⟨
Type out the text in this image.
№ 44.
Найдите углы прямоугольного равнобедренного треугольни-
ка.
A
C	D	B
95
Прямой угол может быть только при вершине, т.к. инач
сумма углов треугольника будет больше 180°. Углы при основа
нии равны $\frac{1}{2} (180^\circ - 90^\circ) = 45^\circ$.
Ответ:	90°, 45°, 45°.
⟩
Every line above needs to be retyped exactly.

Type out the text in this image.
№ 44.
Найдите углы прямоугольного равнобедренного треугольни-
ка.
A
C	D	B
95
Прямой угол может быть только при вершине, т.к. инач
сумма углов треугольника будет больше 180°. Углы при основа
нии равны $\frac{1}{2} (180^\circ - 90^\circ) = 45^\circ$.
Ответ:	90°, 45°, 45°.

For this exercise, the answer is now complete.